▼▼▼

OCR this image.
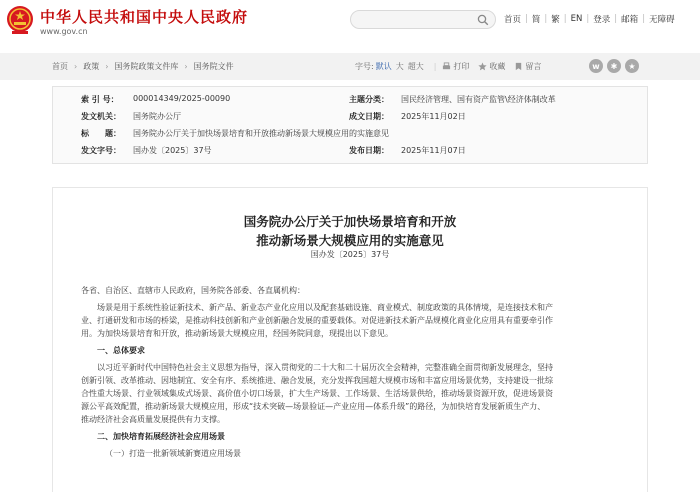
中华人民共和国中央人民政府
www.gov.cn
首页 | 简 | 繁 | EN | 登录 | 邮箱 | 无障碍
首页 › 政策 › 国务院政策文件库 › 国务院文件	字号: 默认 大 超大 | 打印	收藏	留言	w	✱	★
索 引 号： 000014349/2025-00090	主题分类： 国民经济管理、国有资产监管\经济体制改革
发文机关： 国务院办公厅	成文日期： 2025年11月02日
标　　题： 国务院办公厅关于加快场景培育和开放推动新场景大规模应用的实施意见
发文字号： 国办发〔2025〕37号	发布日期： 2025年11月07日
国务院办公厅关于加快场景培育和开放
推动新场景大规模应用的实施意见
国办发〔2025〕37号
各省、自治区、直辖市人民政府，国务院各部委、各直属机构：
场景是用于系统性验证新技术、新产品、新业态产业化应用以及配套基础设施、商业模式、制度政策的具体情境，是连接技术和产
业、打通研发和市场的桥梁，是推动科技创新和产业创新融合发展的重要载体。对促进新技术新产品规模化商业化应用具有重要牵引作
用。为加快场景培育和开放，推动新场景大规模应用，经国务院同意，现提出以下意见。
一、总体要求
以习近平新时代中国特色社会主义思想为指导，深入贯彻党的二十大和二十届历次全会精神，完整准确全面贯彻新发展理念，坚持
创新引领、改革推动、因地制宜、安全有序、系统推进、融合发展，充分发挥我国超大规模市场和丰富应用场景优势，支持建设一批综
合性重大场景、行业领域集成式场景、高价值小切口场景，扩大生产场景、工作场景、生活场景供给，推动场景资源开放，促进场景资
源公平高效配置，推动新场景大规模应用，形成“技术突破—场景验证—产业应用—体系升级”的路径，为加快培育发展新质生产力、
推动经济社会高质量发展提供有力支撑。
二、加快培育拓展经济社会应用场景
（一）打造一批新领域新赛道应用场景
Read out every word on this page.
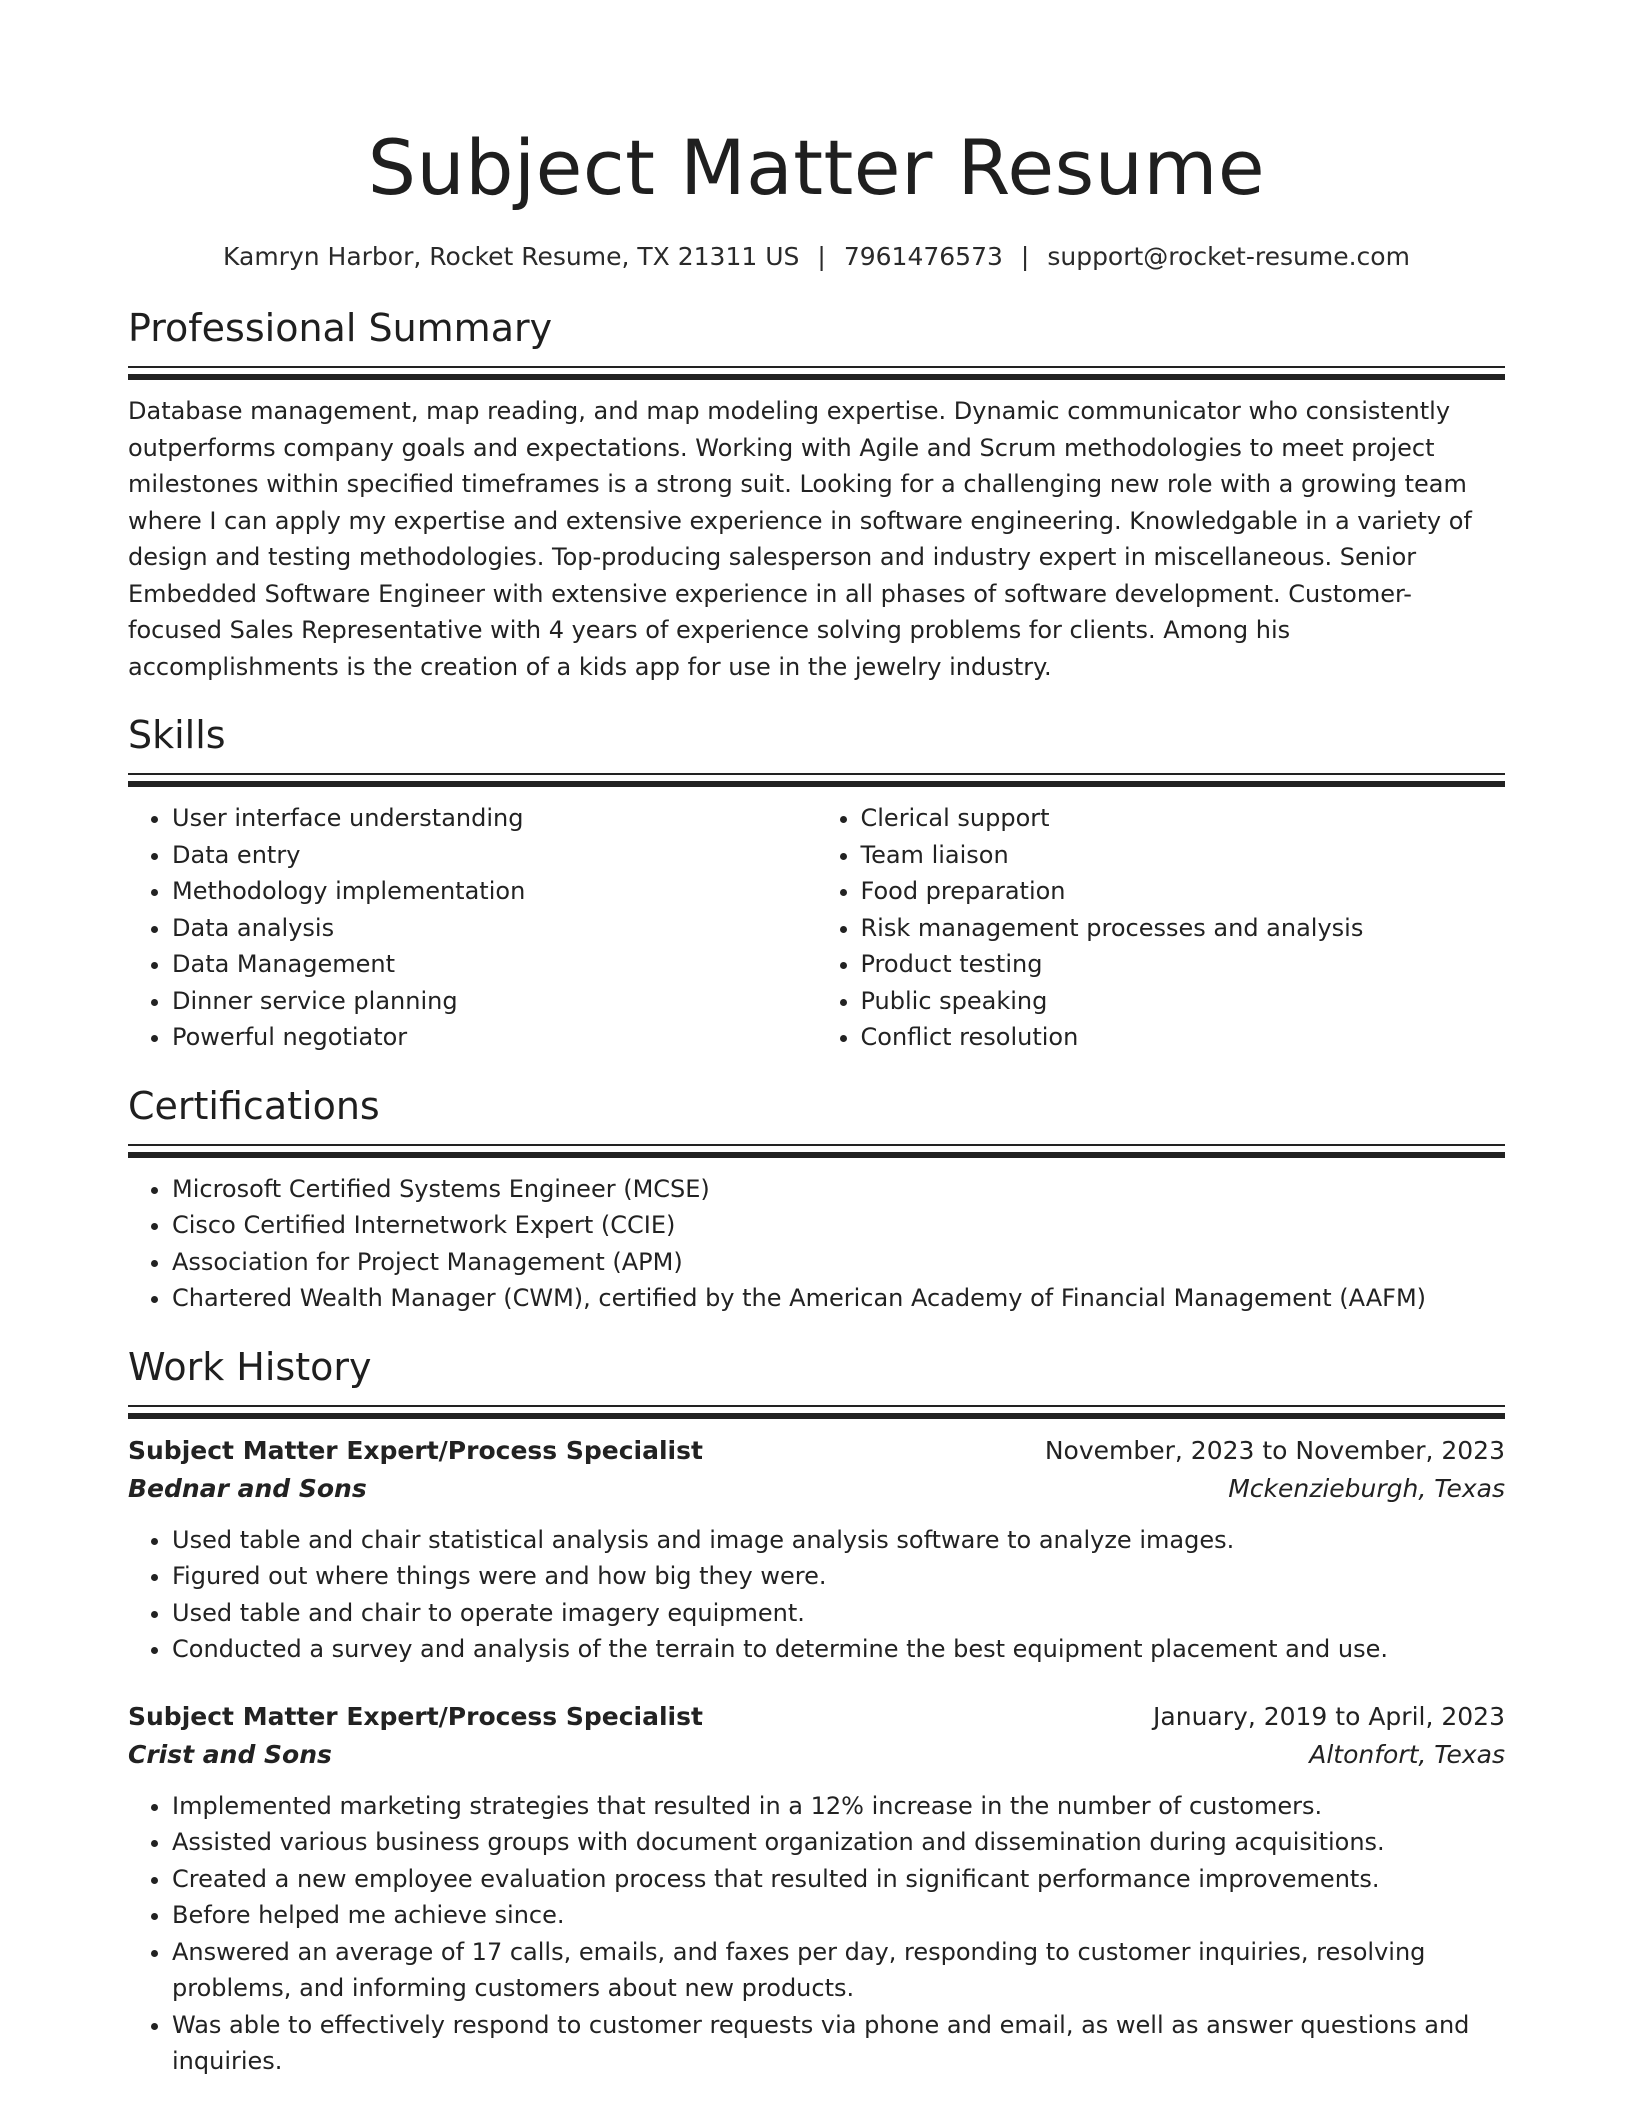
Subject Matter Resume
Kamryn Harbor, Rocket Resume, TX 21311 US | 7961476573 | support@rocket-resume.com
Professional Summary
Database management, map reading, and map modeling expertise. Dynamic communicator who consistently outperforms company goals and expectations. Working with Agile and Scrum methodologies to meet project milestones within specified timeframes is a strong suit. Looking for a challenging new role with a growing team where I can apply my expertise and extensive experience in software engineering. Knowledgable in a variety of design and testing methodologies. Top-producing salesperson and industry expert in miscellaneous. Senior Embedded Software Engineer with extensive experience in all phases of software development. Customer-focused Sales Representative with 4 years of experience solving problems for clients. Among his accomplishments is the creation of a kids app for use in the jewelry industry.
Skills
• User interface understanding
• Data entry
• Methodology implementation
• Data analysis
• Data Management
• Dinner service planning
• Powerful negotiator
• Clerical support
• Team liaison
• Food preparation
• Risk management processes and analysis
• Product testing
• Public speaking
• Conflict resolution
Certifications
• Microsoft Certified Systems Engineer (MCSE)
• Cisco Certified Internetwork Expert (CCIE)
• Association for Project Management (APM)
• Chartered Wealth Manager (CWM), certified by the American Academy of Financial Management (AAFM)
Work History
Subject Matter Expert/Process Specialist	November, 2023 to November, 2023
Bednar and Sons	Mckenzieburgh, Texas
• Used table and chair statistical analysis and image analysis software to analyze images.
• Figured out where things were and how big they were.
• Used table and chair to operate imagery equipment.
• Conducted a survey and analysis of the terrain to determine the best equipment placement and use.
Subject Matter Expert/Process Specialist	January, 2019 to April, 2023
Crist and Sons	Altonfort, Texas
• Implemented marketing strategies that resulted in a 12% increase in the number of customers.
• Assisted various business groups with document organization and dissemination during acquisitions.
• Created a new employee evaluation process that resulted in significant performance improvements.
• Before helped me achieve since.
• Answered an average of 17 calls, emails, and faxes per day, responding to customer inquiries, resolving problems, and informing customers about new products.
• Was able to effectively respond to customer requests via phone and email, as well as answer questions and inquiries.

▲▲▲
▼▼▼

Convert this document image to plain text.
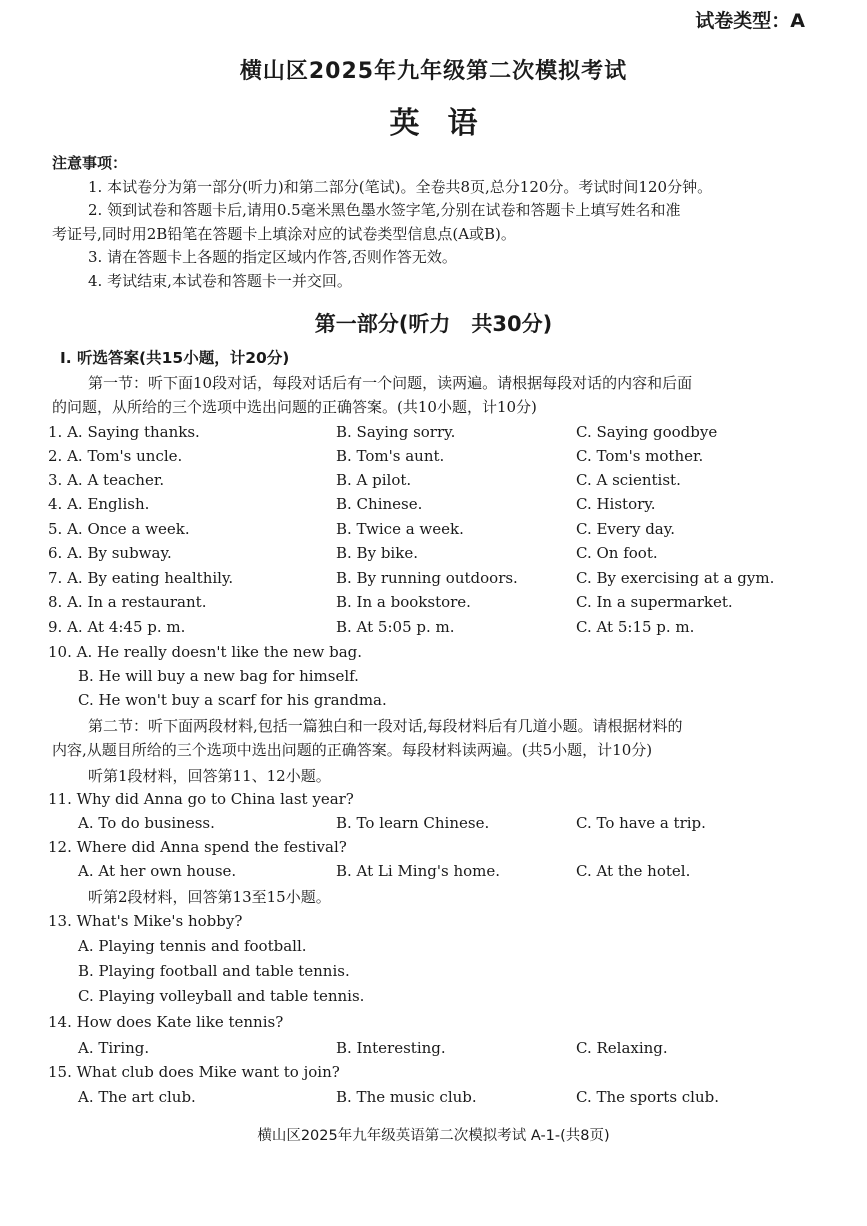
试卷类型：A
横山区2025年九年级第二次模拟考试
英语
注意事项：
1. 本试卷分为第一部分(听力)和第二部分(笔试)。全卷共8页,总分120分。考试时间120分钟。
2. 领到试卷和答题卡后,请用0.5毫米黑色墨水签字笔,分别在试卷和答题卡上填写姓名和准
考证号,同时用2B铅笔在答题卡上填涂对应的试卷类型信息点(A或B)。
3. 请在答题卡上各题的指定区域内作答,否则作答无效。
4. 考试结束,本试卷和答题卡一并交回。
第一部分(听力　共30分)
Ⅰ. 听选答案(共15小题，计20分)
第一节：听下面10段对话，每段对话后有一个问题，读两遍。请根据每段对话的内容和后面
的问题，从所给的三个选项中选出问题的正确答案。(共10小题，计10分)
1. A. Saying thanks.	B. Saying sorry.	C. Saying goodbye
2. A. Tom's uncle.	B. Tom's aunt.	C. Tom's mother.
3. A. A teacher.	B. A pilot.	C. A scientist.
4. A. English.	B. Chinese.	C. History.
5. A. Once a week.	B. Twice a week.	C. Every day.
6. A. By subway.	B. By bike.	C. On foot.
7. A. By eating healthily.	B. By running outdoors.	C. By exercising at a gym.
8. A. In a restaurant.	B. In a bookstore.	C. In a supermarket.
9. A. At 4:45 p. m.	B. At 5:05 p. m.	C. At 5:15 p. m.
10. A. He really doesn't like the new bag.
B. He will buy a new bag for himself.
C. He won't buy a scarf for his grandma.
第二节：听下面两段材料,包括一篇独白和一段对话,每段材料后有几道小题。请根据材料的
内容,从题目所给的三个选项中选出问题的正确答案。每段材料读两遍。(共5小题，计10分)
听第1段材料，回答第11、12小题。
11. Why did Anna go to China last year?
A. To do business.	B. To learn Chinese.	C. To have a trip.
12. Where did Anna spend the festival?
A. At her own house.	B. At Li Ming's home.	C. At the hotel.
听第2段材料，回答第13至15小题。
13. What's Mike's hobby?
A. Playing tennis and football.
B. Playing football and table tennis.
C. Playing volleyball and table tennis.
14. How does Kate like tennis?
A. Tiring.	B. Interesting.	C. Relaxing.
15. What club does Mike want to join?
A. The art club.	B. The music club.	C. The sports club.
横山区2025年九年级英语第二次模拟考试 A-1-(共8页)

▲▲▲

Exercise brief: Search the listing above for the string "document". Copy every line that contains it.

Solution to this task:
• Assisted various business groups with document organization and dissemination during acquisitions.
Convert this document image to plain text.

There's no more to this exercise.